** start of Given data **

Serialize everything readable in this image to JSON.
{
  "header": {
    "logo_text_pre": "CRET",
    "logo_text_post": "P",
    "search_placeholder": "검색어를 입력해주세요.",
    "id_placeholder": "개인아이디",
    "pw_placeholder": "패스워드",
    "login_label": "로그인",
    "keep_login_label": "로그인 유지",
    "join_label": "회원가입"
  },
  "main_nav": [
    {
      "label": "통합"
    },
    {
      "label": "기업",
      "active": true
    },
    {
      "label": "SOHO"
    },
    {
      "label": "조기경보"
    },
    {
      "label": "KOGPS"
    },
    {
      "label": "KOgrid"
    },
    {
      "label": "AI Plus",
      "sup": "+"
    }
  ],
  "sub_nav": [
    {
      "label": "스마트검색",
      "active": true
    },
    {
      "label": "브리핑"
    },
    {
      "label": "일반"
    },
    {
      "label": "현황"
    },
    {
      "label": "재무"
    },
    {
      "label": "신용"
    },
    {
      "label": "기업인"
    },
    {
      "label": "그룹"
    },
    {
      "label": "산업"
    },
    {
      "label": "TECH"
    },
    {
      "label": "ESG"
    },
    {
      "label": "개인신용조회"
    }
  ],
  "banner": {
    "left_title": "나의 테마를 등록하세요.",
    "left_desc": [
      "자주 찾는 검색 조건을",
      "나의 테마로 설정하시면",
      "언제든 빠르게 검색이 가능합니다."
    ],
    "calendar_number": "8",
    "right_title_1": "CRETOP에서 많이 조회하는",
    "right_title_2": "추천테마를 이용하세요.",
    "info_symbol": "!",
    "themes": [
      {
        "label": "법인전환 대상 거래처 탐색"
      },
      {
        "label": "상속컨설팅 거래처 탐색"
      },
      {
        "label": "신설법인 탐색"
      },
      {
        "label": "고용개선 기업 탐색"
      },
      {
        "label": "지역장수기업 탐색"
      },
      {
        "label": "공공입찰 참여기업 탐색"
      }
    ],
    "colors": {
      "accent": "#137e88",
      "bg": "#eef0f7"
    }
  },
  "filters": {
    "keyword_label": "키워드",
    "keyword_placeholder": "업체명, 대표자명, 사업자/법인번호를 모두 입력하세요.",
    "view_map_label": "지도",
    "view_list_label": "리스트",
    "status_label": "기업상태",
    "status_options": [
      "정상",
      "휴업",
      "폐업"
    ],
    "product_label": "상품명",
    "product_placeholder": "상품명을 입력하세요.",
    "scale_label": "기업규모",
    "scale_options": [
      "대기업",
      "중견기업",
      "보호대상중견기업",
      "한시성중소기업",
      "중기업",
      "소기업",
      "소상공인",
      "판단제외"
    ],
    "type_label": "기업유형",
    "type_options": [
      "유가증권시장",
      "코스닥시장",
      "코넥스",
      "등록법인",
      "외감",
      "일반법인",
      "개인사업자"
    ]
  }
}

** end of Given data **

**Exercise**. Everything in the listing above should be restated exactly.

**Response for this exercise**.
Serialize everything readable in this image to JSON.
{
  "header": {
    "logo_text_pre": "CRET",
    "logo_text_post": "P",
    "search_placeholder": "검색어를 입력해주세요.",
    "id_placeholder": "개인아이디",
    "pw_placeholder": "패스워드",
    "login_label": "로그인",
    "keep_login_label": "로그인 유지",
    "join_label": "회원가입"
  },
  "main_nav": [
    {
      "label": "통합"
    },
    {
      "label": "기업",
      "active": true
    },
    {
      "label": "SOHO"
    },
    {
      "label": "조기경보"
    },
    {
      "label": "KOGPS"
    },
    {
      "label": "KOgrid"
    },
    {
      "label": "AI Plus",
      "sup": "+"
    }
  ],
  "sub_nav": [
    {
      "label": "스마트검색",
      "active": true
    },
    {
      "label": "브리핑"
    },
    {
      "label": "일반"
    },
    {
      "label": "현황"
    },
    {
      "label": "재무"
    },
    {
      "label": "신용"
    },
    {
      "label": "기업인"
    },
    {
      "label": "그룹"
    },
    {
      "label": "산업"
    },
    {
      "label": "TECH"
    },
    {
      "label": "ESG"
    },
    {
      "label": "개인신용조회"
    }
  ],
  "banner": {
    "left_title": "나의 테마를 등록하세요.",
    "left_desc": [
      "자주 찾는 검색 조건을",
      "나의 테마로 설정하시면",
      "언제든 빠르게 검색이 가능합니다."
    ],
    "calendar_number": "8",
    "right_title_1": "CRETOP에서 많이 조회하는",
    "right_title_2": "추천테마를 이용하세요.",
    "info_symbol": "!",
    "themes": [
      {
        "label": "법인전환 대상 거래처 탐색"
      },
      {
        "label": "상속컨설팅 거래처 탐색"
      },
      {
        "label": "신설법인 탐색"
      },
      {
        "label": "고용개선 기업 탐색"
      },
      {
        "label": "지역장수기업 탐색"
      },
      {
        "label": "공공입찰 참여기업 탐색"
      }
    ],
    "colors": {
      "accent": "#137e88",
      "bg": "#eef0f7"
    }
  },
  "filters": {
    "keyword_label": "키워드",
    "keyword_placeholder": "업체명, 대표자명, 사업자/법인번호를 모두 입력하세요.",
    "view_map_label": "지도",
    "view_list_label": "리스트",
    "status_label": "기업상태",
    "status_options": [
      "정상",
      "휴업",
      "폐업"
    ],
    "product_label": "상품명",
    "product_placeholder": "상품명을 입력하세요.",
    "scale_label": "기업규모",
    "scale_options": [
      "대기업",
      "중견기업",
      "보호대상중견기업",
      "한시성중소기업",
      "중기업",
      "소기업",
      "소상공인",
      "판단제외"
    ],
    "type_label": "기업유형",
    "type_options": [
      "유가증권시장",
      "코스닥시장",
      "코넥스",
      "등록법인",
      "외감",
      "일반법인",
      "개인사업자"
    ]
  }
}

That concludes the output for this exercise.